SOURCE RECORDS:
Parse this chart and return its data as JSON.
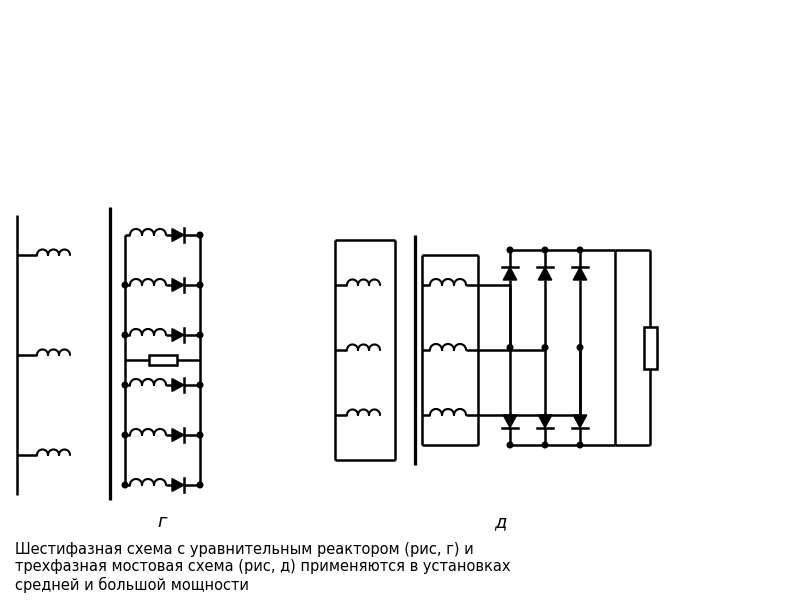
{
  "bg_color": "#ffffff",
  "line_color": "#000000",
  "line_width": 1.8,
  "fig_width": 8.0,
  "fig_height": 6.0,
  "label_g": "г",
  "label_d": "д",
  "caption": "Шестифазная схема с уравнительным реактором (рис, г) и\nтрехфазная мостовая схема (рис, д) применяются в установках\nсредней и большой мощности",
  "caption_fontsize": 10.5,
  "label_fontsize": 13,
  "coil_r": 0.055,
  "coil_n": 4
}
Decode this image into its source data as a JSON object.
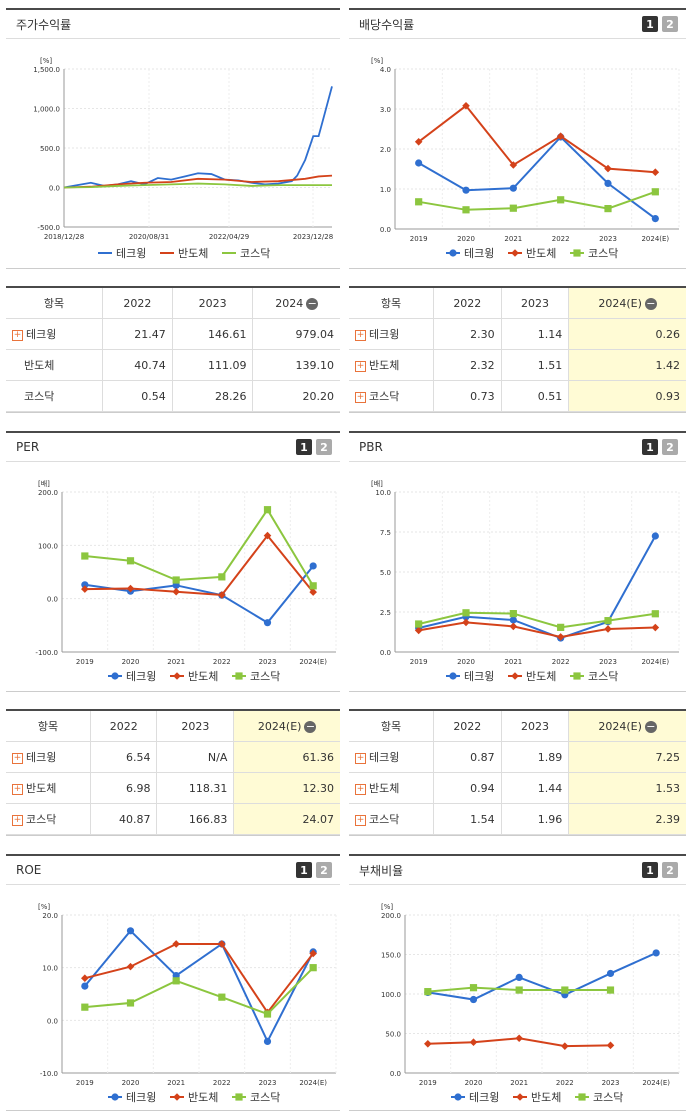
{
  "colors": {
    "tech": "#2f6fd0",
    "semi": "#d4421a",
    "kosdaq": "#8cc63f"
  },
  "legend": [
    "테크윙",
    "반도체",
    "코스닥"
  ],
  "charts": {
    "stock": {
      "title": "주가수익률",
      "unit": "[%]",
      "yticks": [
        "1,500.0",
        "1,000.0",
        "500.0",
        "0.0",
        "-500.0"
      ],
      "xticks": [
        "2018/12/28",
        "2020/08/31",
        "2022/04/29",
        "2023/12/28"
      ]
    },
    "div": {
      "title": "배당수익률",
      "unit": "[%]",
      "yticks": [
        "4.0",
        "3.0",
        "2.0",
        "1.0",
        "0.0"
      ],
      "xticks": [
        "2019",
        "2020",
        "2021",
        "2022",
        "2023",
        "2024(E)"
      ]
    },
    "per": {
      "title": "PER",
      "unit": "[배]",
      "yticks": [
        "200.0",
        "100.0",
        "0.0",
        "-100.0"
      ],
      "xticks": [
        "2019",
        "2020",
        "2021",
        "2022",
        "2023",
        "2024(E)"
      ]
    },
    "pbr": {
      "title": "PBR",
      "unit": "[배]",
      "yticks": [
        "10.0",
        "7.5",
        "5.0",
        "2.5",
        "0.0"
      ],
      "xticks": [
        "2019",
        "2020",
        "2021",
        "2022",
        "2023",
        "2024(E)"
      ]
    },
    "roe": {
      "title": "ROE",
      "unit": "[%]",
      "yticks": [
        "20.0",
        "10.0",
        "0.0",
        "-10.0"
      ],
      "xticks": [
        "2019",
        "2020",
        "2021",
        "2022",
        "2023",
        "2024(E)"
      ]
    },
    "debt": {
      "title": "부채비율",
      "unit": "[%]",
      "yticks": [
        "200.0",
        "150.0",
        "100.0",
        "50.0",
        "0.0"
      ],
      "xticks": [
        "2019",
        "2020",
        "2021",
        "2022",
        "2023",
        "2024(E)"
      ]
    }
  },
  "badges": [
    "1",
    "2"
  ],
  "tables": {
    "stock": {
      "head": [
        "항목",
        "2022",
        "2023",
        "2024"
      ],
      "rows": [
        [
          "테크윙",
          "21.47",
          "146.61",
          "979.04"
        ],
        [
          "반도체",
          "40.74",
          "111.09",
          "139.10"
        ],
        [
          "코스닥",
          "0.54",
          "28.26",
          "20.20"
        ]
      ]
    },
    "div": {
      "head": [
        "항목",
        "2022",
        "2023",
        "2024(E)"
      ],
      "rows": [
        [
          "테크윙",
          "2.30",
          "1.14",
          "0.26"
        ],
        [
          "반도체",
          "2.32",
          "1.51",
          "1.42"
        ],
        [
          "코스닥",
          "0.73",
          "0.51",
          "0.93"
        ]
      ]
    },
    "per": {
      "head": [
        "항목",
        "2022",
        "2023",
        "2024(E)"
      ],
      "rows": [
        [
          "테크윙",
          "6.54",
          "N/A",
          "61.36"
        ],
        [
          "반도체",
          "6.98",
          "118.31",
          "12.30"
        ],
        [
          "코스닥",
          "40.87",
          "166.83",
          "24.07"
        ]
      ]
    },
    "pbr": {
      "head": [
        "항목",
        "2022",
        "2023",
        "2024(E)"
      ],
      "rows": [
        [
          "테크윙",
          "0.87",
          "1.89",
          "7.25"
        ],
        [
          "반도체",
          "0.94",
          "1.44",
          "1.53"
        ],
        [
          "코스닥",
          "1.54",
          "1.96",
          "2.39"
        ]
      ]
    }
  },
  "chart_data": [
    {
      "type": "line",
      "title": "주가수익률",
      "ylabel": "[%]",
      "ylim": [
        -500,
        1500
      ],
      "series": [
        {
          "name": "테크윙",
          "x": [
            0,
            0.05,
            0.1,
            0.15,
            0.2,
            0.25,
            0.3,
            0.35,
            0.4,
            0.45,
            0.5,
            0.55,
            0.6,
            0.65,
            0.7,
            0.75,
            0.8,
            0.85,
            0.87,
            0.9,
            0.93,
            0.95,
            0.97,
            1.0
          ],
          "values": [
            0,
            30,
            60,
            20,
            40,
            80,
            40,
            120,
            100,
            140,
            180,
            170,
            100,
            90,
            60,
            40,
            50,
            80,
            150,
            350,
            650,
            650,
            900,
            1280
          ]
        },
        {
          "name": "반도체",
          "x": [
            0,
            0.1,
            0.2,
            0.3,
            0.4,
            0.5,
            0.6,
            0.7,
            0.8,
            0.9,
            0.95,
            1.0
          ],
          "values": [
            0,
            10,
            40,
            60,
            70,
            110,
            100,
            70,
            80,
            110,
            140,
            150
          ]
        },
        {
          "name": "코스닥",
          "x": [
            0,
            0.1,
            0.2,
            0.3,
            0.4,
            0.5,
            0.6,
            0.7,
            0.8,
            0.9,
            1.0
          ],
          "values": [
            0,
            5,
            20,
            30,
            40,
            50,
            40,
            20,
            30,
            30,
            30
          ]
        }
      ]
    },
    {
      "type": "line",
      "title": "배당수익률",
      "ylabel": "[%]",
      "ylim": [
        0,
        4
      ],
      "categories": [
        "2019",
        "2020",
        "2021",
        "2022",
        "2023",
        "2024(E)"
      ],
      "series": [
        {
          "name": "테크윙",
          "values": [
            1.65,
            0.97,
            1.02,
            2.3,
            1.14,
            0.26
          ]
        },
        {
          "name": "반도체",
          "values": [
            2.18,
            3.08,
            1.6,
            2.32,
            1.51,
            1.42
          ]
        },
        {
          "name": "코스닥",
          "values": [
            0.68,
            0.48,
            0.52,
            0.73,
            0.51,
            0.93
          ]
        }
      ]
    },
    {
      "type": "line",
      "title": "PER",
      "ylabel": "[배]",
      "ylim": [
        -100,
        200
      ],
      "categories": [
        "2019",
        "2020",
        "2021",
        "2022",
        "2023",
        "2024(E)"
      ],
      "series": [
        {
          "name": "테크윙",
          "values": [
            26,
            14,
            25,
            6.54,
            -45,
            61.36
          ]
        },
        {
          "name": "반도체",
          "values": [
            18,
            19,
            13,
            6.98,
            118.31,
            12.3
          ]
        },
        {
          "name": "코스닥",
          "values": [
            80,
            71,
            35,
            40.87,
            166.83,
            24.07
          ]
        }
      ]
    },
    {
      "type": "line",
      "title": "PBR",
      "ylabel": "[배]",
      "ylim": [
        0,
        10
      ],
      "categories": [
        "2019",
        "2020",
        "2021",
        "2022",
        "2023",
        "2024(E)"
      ],
      "series": [
        {
          "name": "테크윙",
          "values": [
            1.5,
            2.2,
            2.0,
            0.87,
            1.89,
            7.25
          ]
        },
        {
          "name": "반도체",
          "values": [
            1.35,
            1.85,
            1.6,
            0.94,
            1.44,
            1.53
          ]
        },
        {
          "name": "코스닥",
          "values": [
            1.75,
            2.45,
            2.4,
            1.54,
            1.96,
            2.39
          ]
        }
      ]
    },
    {
      "type": "line",
      "title": "ROE",
      "ylabel": "[%]",
      "ylim": [
        -10,
        20
      ],
      "categories": [
        "2019",
        "2020",
        "2021",
        "2022",
        "2023",
        "2024(E)"
      ],
      "series": [
        {
          "name": "테크윙",
          "values": [
            6.5,
            17,
            8.5,
            14.5,
            -4,
            13
          ]
        },
        {
          "name": "반도체",
          "values": [
            8,
            10.2,
            14.5,
            14.5,
            1.5,
            12.7
          ]
        },
        {
          "name": "코스닥",
          "values": [
            2.5,
            3.3,
            7.5,
            4.4,
            1.2,
            10
          ]
        }
      ]
    },
    {
      "type": "line",
      "title": "부채비율",
      "ylabel": "[%]",
      "ylim": [
        0,
        200
      ],
      "categories": [
        "2019",
        "2020",
        "2021",
        "2022",
        "2023",
        "2024(E)"
      ],
      "series": [
        {
          "name": "테크윙",
          "values": [
            102,
            93,
            121,
            99,
            126,
            152
          ]
        },
        {
          "name": "반도체",
          "values": [
            37,
            39,
            44,
            34,
            35,
            null
          ]
        },
        {
          "name": "코스닥",
          "values": [
            103,
            108,
            105,
            105,
            105,
            null
          ]
        }
      ]
    }
  ]
}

EXERCISE AIM: Make a copy of each line that contains the string "this".

WRITTEN RESPONSE:
Parse this chart and return its data as JSON.
Decode this image into its source data as a JSON object.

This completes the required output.